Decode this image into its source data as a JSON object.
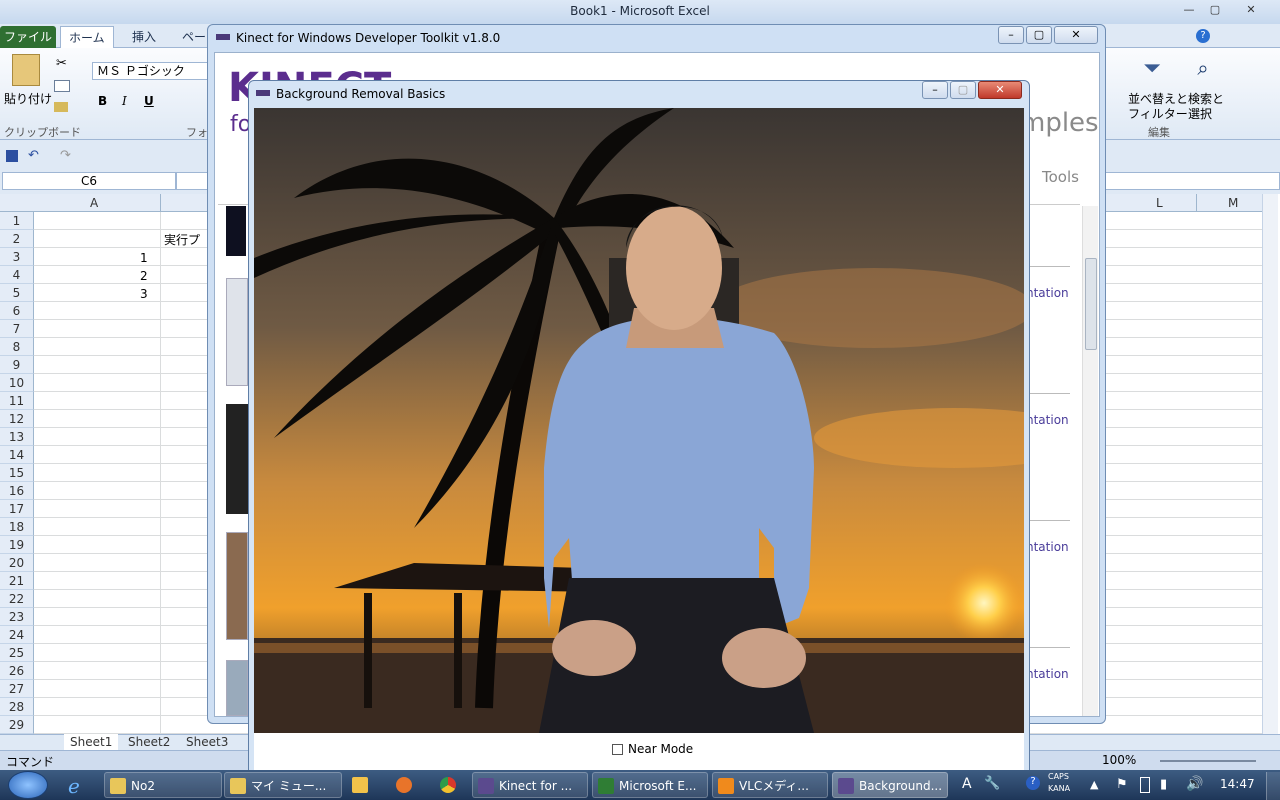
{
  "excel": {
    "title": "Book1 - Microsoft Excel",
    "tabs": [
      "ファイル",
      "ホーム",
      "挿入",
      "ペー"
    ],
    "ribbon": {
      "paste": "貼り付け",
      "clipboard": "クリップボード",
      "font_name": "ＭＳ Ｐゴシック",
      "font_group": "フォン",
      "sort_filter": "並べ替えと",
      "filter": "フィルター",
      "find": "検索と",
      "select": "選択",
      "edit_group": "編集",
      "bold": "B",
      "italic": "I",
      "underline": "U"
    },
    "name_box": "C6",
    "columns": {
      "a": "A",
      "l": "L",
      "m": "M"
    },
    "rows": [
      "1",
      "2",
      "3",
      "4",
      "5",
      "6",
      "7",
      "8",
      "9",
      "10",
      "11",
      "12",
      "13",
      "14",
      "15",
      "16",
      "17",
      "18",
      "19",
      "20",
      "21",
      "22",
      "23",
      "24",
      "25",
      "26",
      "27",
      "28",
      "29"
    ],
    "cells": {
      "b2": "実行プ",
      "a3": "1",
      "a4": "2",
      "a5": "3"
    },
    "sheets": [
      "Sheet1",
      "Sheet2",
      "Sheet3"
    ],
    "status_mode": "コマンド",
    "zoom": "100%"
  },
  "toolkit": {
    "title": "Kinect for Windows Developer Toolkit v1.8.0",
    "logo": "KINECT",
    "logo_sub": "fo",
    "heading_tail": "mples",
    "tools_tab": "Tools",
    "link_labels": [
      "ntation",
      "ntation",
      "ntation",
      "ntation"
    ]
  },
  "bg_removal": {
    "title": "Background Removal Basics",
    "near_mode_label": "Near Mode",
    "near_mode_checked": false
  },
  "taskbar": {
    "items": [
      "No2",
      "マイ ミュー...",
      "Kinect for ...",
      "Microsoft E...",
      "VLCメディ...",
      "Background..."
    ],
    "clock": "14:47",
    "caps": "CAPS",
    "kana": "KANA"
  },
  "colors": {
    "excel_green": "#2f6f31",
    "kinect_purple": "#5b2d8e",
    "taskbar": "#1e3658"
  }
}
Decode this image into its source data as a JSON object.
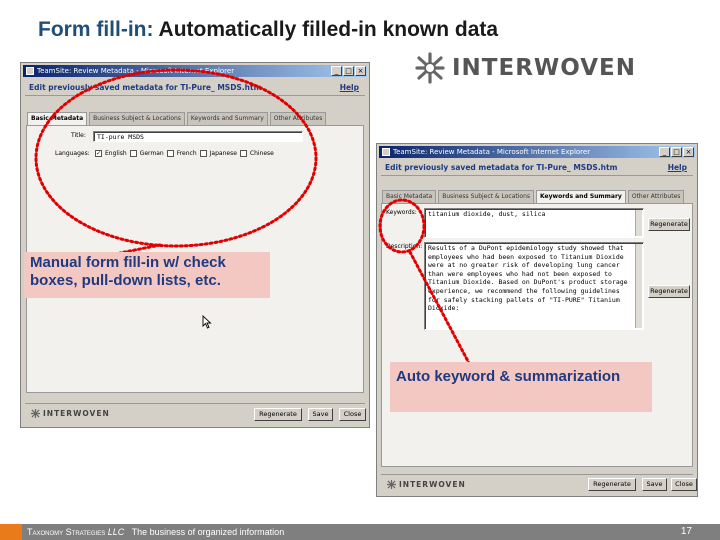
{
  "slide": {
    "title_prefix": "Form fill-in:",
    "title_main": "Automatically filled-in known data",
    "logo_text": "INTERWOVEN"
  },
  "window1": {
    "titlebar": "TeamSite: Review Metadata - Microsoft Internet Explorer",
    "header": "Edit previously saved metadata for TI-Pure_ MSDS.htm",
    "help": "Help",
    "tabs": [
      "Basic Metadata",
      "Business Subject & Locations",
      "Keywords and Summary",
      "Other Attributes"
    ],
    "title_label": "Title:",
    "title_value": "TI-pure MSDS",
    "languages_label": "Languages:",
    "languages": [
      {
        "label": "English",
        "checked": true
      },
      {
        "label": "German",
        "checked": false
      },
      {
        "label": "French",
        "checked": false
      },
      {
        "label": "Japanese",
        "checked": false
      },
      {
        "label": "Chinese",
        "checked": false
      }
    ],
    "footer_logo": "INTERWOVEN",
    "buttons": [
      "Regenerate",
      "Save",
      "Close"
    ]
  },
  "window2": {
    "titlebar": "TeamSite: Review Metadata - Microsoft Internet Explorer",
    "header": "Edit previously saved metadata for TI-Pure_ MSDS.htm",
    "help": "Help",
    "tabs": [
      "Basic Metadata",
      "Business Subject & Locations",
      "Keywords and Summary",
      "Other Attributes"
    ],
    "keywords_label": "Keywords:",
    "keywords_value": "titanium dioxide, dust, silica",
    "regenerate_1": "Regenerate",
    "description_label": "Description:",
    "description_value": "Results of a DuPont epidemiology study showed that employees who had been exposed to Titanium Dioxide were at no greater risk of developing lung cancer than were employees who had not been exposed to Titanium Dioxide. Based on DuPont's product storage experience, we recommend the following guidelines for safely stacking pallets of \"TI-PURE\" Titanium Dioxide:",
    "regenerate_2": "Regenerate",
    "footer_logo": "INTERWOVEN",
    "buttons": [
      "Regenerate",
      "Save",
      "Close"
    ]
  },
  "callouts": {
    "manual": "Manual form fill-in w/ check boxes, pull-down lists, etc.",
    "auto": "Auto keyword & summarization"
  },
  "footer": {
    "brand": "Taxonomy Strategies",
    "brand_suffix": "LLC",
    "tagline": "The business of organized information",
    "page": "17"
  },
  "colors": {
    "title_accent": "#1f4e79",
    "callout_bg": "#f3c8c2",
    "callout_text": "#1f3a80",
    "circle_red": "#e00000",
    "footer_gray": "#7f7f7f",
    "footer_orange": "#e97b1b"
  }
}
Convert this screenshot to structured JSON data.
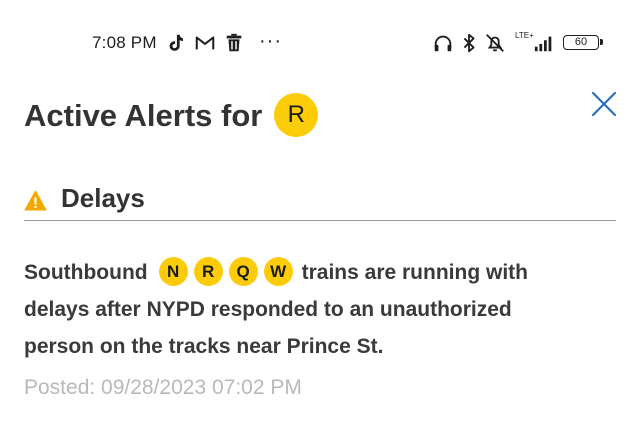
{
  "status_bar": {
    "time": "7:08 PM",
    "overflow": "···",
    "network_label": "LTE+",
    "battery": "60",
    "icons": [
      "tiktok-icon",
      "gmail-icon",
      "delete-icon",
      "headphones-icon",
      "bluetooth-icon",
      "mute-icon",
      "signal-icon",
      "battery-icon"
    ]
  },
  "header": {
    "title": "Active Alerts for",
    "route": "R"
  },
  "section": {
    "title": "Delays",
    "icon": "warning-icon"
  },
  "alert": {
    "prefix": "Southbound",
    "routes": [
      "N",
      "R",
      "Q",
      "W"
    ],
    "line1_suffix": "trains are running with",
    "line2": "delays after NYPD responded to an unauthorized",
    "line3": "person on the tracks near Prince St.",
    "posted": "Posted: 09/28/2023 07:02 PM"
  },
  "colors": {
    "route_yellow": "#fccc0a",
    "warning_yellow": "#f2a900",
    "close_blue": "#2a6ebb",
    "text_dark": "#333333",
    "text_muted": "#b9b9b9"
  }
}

==

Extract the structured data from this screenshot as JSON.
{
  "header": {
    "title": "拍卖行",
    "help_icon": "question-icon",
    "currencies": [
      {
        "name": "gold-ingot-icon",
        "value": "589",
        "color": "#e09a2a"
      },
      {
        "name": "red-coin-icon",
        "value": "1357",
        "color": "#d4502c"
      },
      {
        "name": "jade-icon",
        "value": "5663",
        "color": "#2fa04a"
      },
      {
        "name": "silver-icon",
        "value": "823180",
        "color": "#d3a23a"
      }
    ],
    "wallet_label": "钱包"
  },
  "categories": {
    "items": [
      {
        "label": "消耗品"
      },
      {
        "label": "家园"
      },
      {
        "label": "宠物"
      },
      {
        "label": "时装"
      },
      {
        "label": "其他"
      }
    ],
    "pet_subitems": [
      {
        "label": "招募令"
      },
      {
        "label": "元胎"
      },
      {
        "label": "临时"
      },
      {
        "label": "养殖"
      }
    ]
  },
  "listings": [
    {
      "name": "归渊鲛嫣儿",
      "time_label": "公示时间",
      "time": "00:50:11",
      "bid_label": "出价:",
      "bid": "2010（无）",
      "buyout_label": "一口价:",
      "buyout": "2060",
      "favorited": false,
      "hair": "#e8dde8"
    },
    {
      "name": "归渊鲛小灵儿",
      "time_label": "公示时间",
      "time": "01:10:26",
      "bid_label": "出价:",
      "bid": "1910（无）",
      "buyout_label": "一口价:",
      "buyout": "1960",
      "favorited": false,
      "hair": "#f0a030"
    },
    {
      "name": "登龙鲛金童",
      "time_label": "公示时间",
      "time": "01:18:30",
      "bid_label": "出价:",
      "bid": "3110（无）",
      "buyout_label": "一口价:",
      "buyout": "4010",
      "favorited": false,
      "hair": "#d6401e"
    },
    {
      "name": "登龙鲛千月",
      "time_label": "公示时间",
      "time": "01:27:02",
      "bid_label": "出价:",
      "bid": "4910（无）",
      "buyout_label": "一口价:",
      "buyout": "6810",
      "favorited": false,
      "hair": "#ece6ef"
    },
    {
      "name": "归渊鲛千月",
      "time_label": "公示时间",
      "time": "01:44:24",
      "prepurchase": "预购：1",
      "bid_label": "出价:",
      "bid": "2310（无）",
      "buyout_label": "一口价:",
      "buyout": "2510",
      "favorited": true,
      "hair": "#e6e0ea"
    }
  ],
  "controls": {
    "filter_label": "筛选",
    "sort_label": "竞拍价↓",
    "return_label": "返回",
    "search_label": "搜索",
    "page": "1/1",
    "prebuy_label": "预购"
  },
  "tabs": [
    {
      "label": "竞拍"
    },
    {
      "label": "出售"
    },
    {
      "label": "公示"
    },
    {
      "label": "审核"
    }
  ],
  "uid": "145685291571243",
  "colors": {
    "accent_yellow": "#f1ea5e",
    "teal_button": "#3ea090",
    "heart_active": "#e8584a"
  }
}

§ Instructions to follow: Collect every line above that contains the word "hair".

§ Expected answer:
      "hair": "#e8dde8"
      "hair": "#f0a030"
      "hair": "#d6401e"
      "hair": "#ece6ef"
      "hair": "#e6e0ea"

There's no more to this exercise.